**What you need to do**
Write out the data below in full, unchanged, minus the images.

**Provided data**
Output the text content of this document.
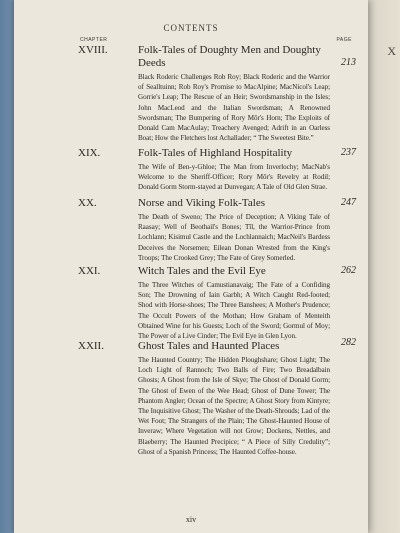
X
CONTENTS
CHAPTER	PAGE
XVIII.	Folk-Tales of Doughty Men and Doughty Deeds	213
Black Roderic Challenges Rob Roy; Black Roderic and the Warrior of Sealltuinn; Rob Roy's Promise to MacAlpine; MacNicol's Leap; Gorrie's Leap; The Rescue of an Heir; Swordsmanship in the Isles; John MacLeod and the Italian Swordsman; A Renowned Swordsman; The Bumpering of Rory Môr's Horn; The Exploits of Donald Cam MacAulay; Treachery Avenged; Adrift in an Oarless Boat; How the Fletchers lost Achallader; “ The Sweetest Bite.”
XIX.	Folk-Tales of Highland Hospitality	237
The Wife of Ben-y-Ghloe; The Man from Inverlochy; MacNab's Welcome to the Sheriff-Officer; Rory Môr's Revelry at Rodil; Donald Gorm Storm-stayed at Dunvegan; A Tale of Old Glen Strae.
XX.	Norse and Viking Folk-Tales	247
The Death of Sweno; The Price of Deception; A Viking Tale of Raasay; Well of Beothail's Bones; Tîl, the Warrior-Prince from Lochlann; Kisimul Castle and the Lochlannaich; MacNeil's Bardess Deceives the Norsemen; Eilean Donan Wrested from the King's Troops; The Crooked Grey; The Fate of Grey Somerled.
XXI.	Witch Tales and the Evil Eye	262
The Three Witches of Camustianavaig; The Fate of a Confiding Son; The Drowning of Iain Garbh; A Witch Caught Red-footed; Shod with Horse-shoes; The Three Banshees; A Mother's Prudence; The Occult Powers of the Mothan; How Graham of Menteith Obtained Wine for his Guests; Loch of the Sword; Gormul of Moy; The Power of a Live Cinder; The Evil Eye in Glen Lyon.
XXII.	Ghost Tales and Haunted Places	282
The Haunted Country; The Hidden Ploughshare; Ghost Light; The Loch Light of Rannoch; Two Balls of Fire; Two Breadalbain Ghosts; A Ghost from the Isle of Skye; The Ghost of Donald Gorm; The Ghost of Ewen of the Wee Head; Ghost of Dune Tower; The Phantom Angler; Ocean of the Spectre; A Ghost Story from Kintyre; The Inquisitive Ghost; The Washer of the Death-Shrouds; Lad of the Wet Foot; The Strangers of the Plain; The Ghost-Haunted House of Inveraw; Where Vegetation will not Grow; Dockens, Nettles, and Blaeberry; The Haunted Precipice; “ A Piece of Silly Credulity”; Ghost of a Spanish Princess; The Haunted Coffee-house.
xiv
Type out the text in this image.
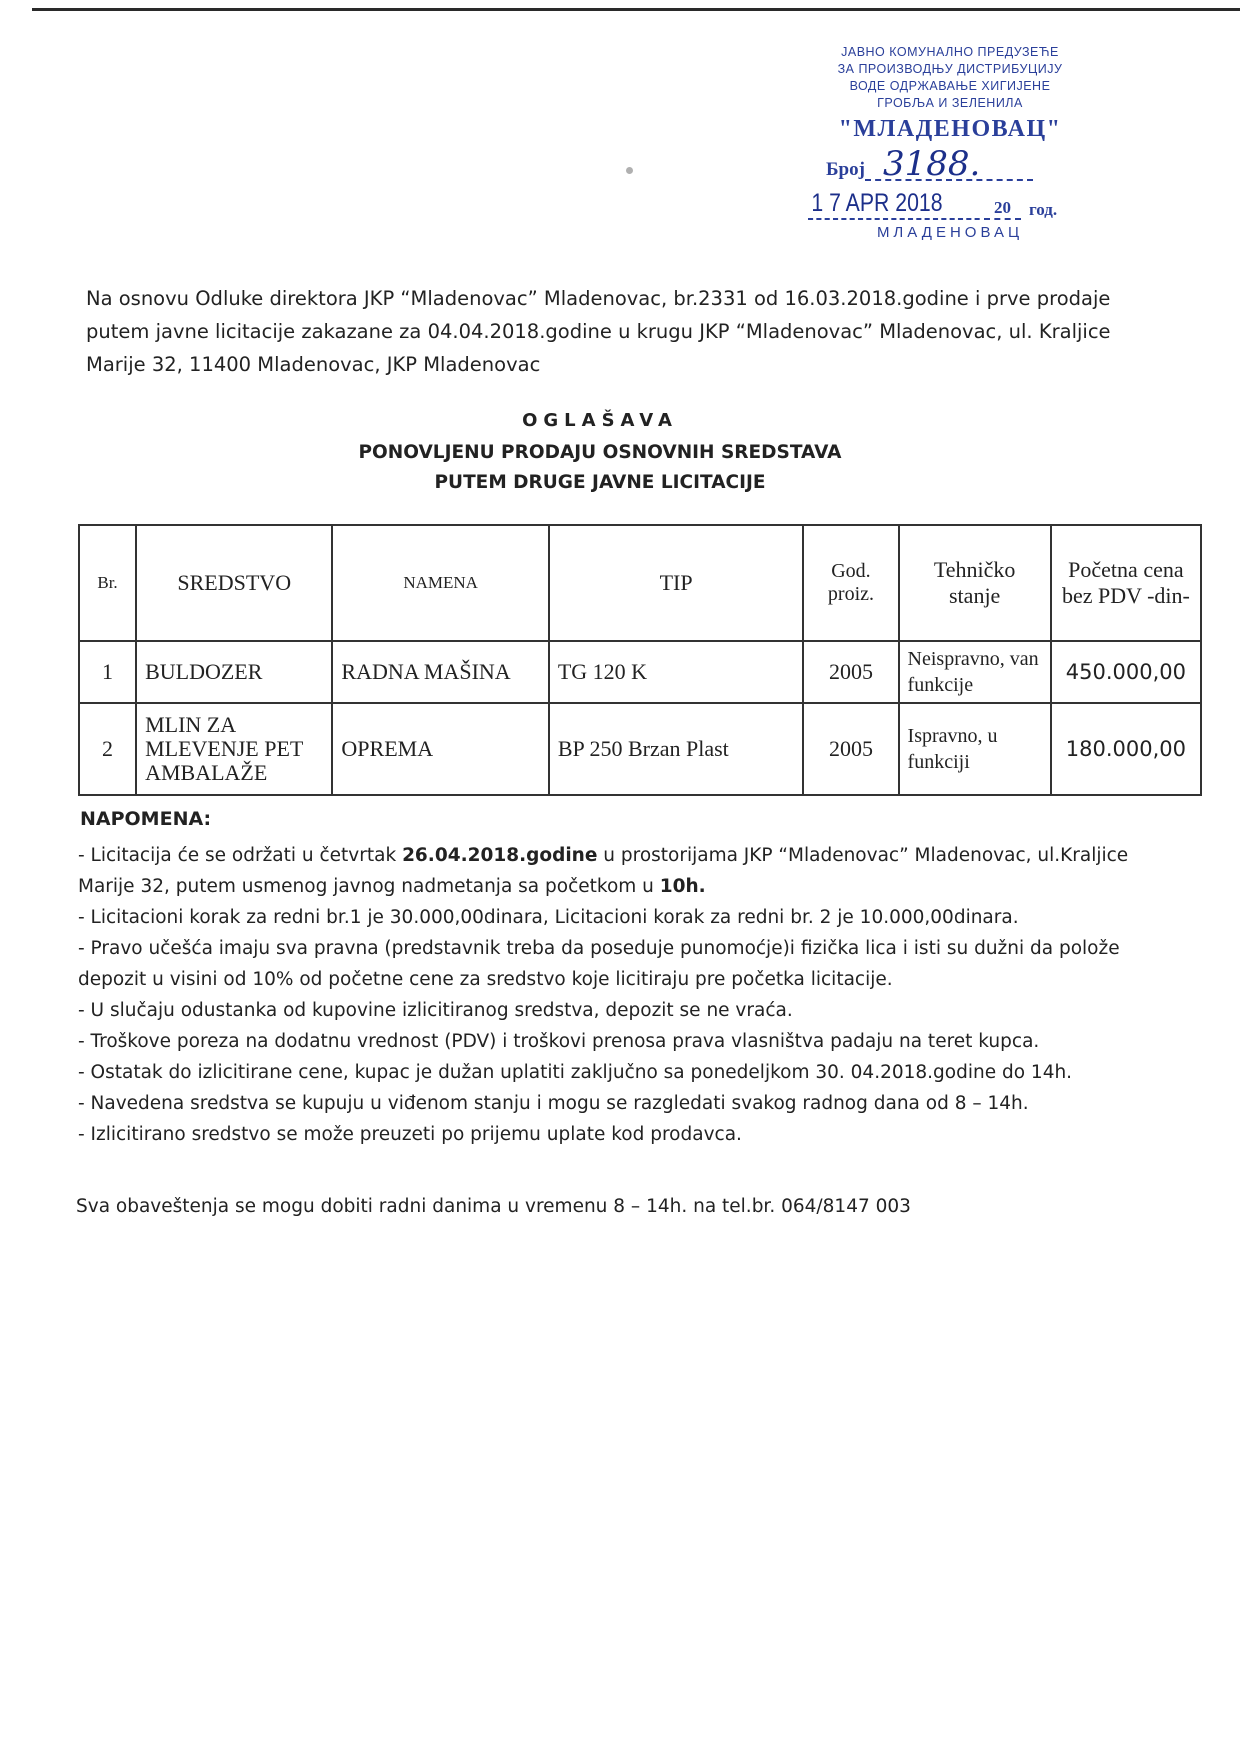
ЈАВНО КОМУНАЛНО ПРЕДУЗЕЋЕ
ЗА ПРОИЗВОДЊУ ДИСТРИБУЦИЈУ
ВОДЕ ОДРЖАВАЊЕ ХИГИЈЕНЕ
ГРОБЉА И ЗЕЛЕНИЛА
"МЛАДЕНОВАЦ"
Број 3188.
1 7 APR 2018	20	год.
МЛАДЕНОВАЦ
Na osnovu Odluke direktora JKP “Mladenovac” Mladenovac, br.2331 od 16.03.2018.godine i prve prodaje putem javne licitacije zakazane za 04.04.2018.godine u krugu JKP “Mladenovac” Mladenovac, ul. Kraljice Marije 32, 11400 Mladenovac, JKP Mladenovac
OGLAŠAVA
PONOVLJENU PRODAJU OSNOVNIH SREDSTAVA
PUTEM DRUGE JAVNE LICITACIJE
Br.	SREDSTVO	NAMENA	TIP	God. proiz.	Tehničko stanje	Početna cena bez PDV -din-
1	BULDOZER	RADNA MAŠINA	TG 120 K	2005	Neispravno, van funkcije	450.000,00
2	MLIN ZA MLEVENJE PET AMBALAŽE	OPREMA	BP 250 Brzan Plast	2005	Ispravno, u funkciji	180.000,00
NAPOMENA:

- Licitacija će se održati u četvrtak 26.04.2018.godine u prostorijama JKP “Mladenovac” Mladenovac, ul.Kraljice Marije 32, putem usmenog javnog nadmetanja sa početkom u 10h.

- Licitacioni korak za redni br.1 je 30.000,00dinara, Licitacioni korak za redni br. 2 je 10.000,00dinara.

- Pravo učešća imaju sva pravna (predstavnik treba da poseduje punomoćje)i fizička lica i isti su dužni da polože depozit u visini od 10% od početne cene za sredstvo koje licitiraju pre početka licitacije.

- U slučaju odustanka od kupovine izlicitiranog sredstva, depozit se ne vraća.

- Troškove poreza na dodatnu vrednost (PDV) i troškovi prenosa prava vlasništva padaju na teret kupca.

- Ostatak do izlicitirane cene, kupac je dužan uplatiti zaključno sa ponedeljkom 30. 04.2018.godine do 14h.

- Navedena sredstva se kupuju u viđenom stanju i mogu se razgledati svakog radnog dana od 8 – 14h.

- Izlicitirano sredstvo se može preuzeti po prijemu uplate kod prodavca.

Sva obaveštenja se mogu dobiti radni danima u vremenu 8 – 14h. na tel.br. 064/8147 003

**Correct response**
Output the text content of this document.
X
CONTENTS
CHAPTER	PAGE
XVIII.	Folk-Tales of Doughty Men and Doughty Deeds	213
Black Roderic Challenges Rob Roy; Black Roderic and the Warrior of Sealltuinn; Rob Roy's Promise to MacAlpine; MacNicol's Leap; Gorrie's Leap; The Rescue of an Heir; Swordsmanship in the Isles; John MacLeod and the Italian Swordsman; A Renowned Swordsman; The Bumpering of Rory Môr's Horn; The Exploits of Donald Cam MacAulay; Treachery Avenged; Adrift in an Oarless Boat; How the Fletchers lost Achallader; “ The Sweetest Bite.”
XIX.	Folk-Tales of Highland Hospitality	237
The Wife of Ben-y-Ghloe; The Man from Inverlochy; MacNab's Welcome to the Sheriff-Officer; Rory Môr's Revelry at Rodil; Donald Gorm Storm-stayed at Dunvegan; A Tale of Old Glen Strae.
XX.	Norse and Viking Folk-Tales	247
The Death of Sweno; The Price of Deception; A Viking Tale of Raasay; Well of Beothail's Bones; Tîl, the Warrior-Prince from Lochlann; Kisimul Castle and the Lochlannaich; MacNeil's Bardess Deceives the Norsemen; Eilean Donan Wrested from the King's Troops; The Crooked Grey; The Fate of Grey Somerled.
XXI.	Witch Tales and the Evil Eye	262
The Three Witches of Camustianavaig; The Fate of a Confiding Son; The Drowning of Iain Garbh; A Witch Caught Red-footed; Shod with Horse-shoes; The Three Banshees; A Mother's Prudence; The Occult Powers of the Mothan; How Graham of Menteith Obtained Wine for his Guests; Loch of the Sword; Gormul of Moy; The Power of a Live Cinder; The Evil Eye in Glen Lyon.
XXII.	Ghost Tales and Haunted Places	282
The Haunted Country; The Hidden Ploughshare; Ghost Light; The Loch Light of Rannoch; Two Balls of Fire; Two Breadalbain Ghosts; A Ghost from the Isle of Skye; The Ghost of Donald Gorm; The Ghost of Ewen of the Wee Head; Ghost of Dune Tower; The Phantom Angler; Ocean of the Spectre; A Ghost Story from Kintyre; The Inquisitive Ghost; The Washer of the Death-Shrouds; Lad of the Wet Foot; The Strangers of the Plain; The Ghost-Haunted House of Inveraw; Where Vegetation will not Grow; Dockens, Nettles, and Blaeberry; The Haunted Precipice; “ A Piece of Silly Credulity”; Ghost of a Spanish Princess; The Haunted Coffee-house.
xiv
Type out the text in this image.
ЈАВНО КОМУНАЛНО ПРЕДУЗЕЋЕ
ЗА ПРОИЗВОДЊУ ДИСТРИБУЦИЈУ
ВОДЕ ОДРЖАВАЊЕ ХИГИЈЕНЕ
ГРОБЉА И ЗЕЛЕНИЛА
"МЛАДЕНОВАЦ"
Број 3188.
1 7 APR 2018	20	год.
МЛАДЕНОВАЦ
Na osnovu Odluke direktora JKP “Mladenovac” Mladenovac, br.2331 od 16.03.2018.godine i prve prodaje putem javne licitacije zakazane za 04.04.2018.godine u krugu JKP “Mladenovac” Mladenovac, ul. Kraljice Marije 32, 11400 Mladenovac, JKP Mladenovac
OGLAŠAVA
PONOVLJENU PRODAJU OSNOVNIH SREDSTAVA
PUTEM DRUGE JAVNE LICITACIJE
Br.	SREDSTVO	NAMENA	TIP	God. proiz.	Tehničko stanje	Početna cena bez PDV -din-
1	BULDOZER	RADNA MAŠINA	TG 120 K	2005	Neispravno, van funkcije	450.000,00
2	MLIN ZA MLEVENJE PET AMBALAŽE	OPREMA	BP 250 Brzan Plast	2005	Ispravno, u funkciji	180.000,00
NAPOMENA:

- Licitacija će se održati u četvrtak 26.04.2018.godine u prostorijama JKP “Mladenovac” Mladenovac, ul.Kraljice Marije 32, putem usmenog javnog nadmetanja sa početkom u 10h.

- Licitacioni korak za redni br.1 je 30.000,00dinara, Licitacioni korak za redni br. 2 je 10.000,00dinara.

- Pravo učešća imaju sva pravna (predstavnik treba da poseduje punomoćje)i fizička lica i isti su dužni da polože depozit u visini od 10% od početne cene za sredstvo koje licitiraju pre početka licitacije.

- U slučaju odustanka od kupovine izlicitiranog sredstva, depozit se ne vraća.

- Troškove poreza na dodatnu vrednost (PDV) i troškovi prenosa prava vlasništva padaju na teret kupca.

- Ostatak do izlicitirane cene, kupac je dužan uplatiti zaključno sa ponedeljkom 30. 04.2018.godine do 14h.

- Navedena sredstva se kupuju u viđenom stanju i mogu se razgledati svakog radnog dana od 8 – 14h.

- Izlicitirano sredstvo se može preuzeti po prijemu uplate kod prodavca.

Sva obaveštenja se mogu dobiti radni danima u vremenu 8 – 14h. na tel.br. 064/8147 003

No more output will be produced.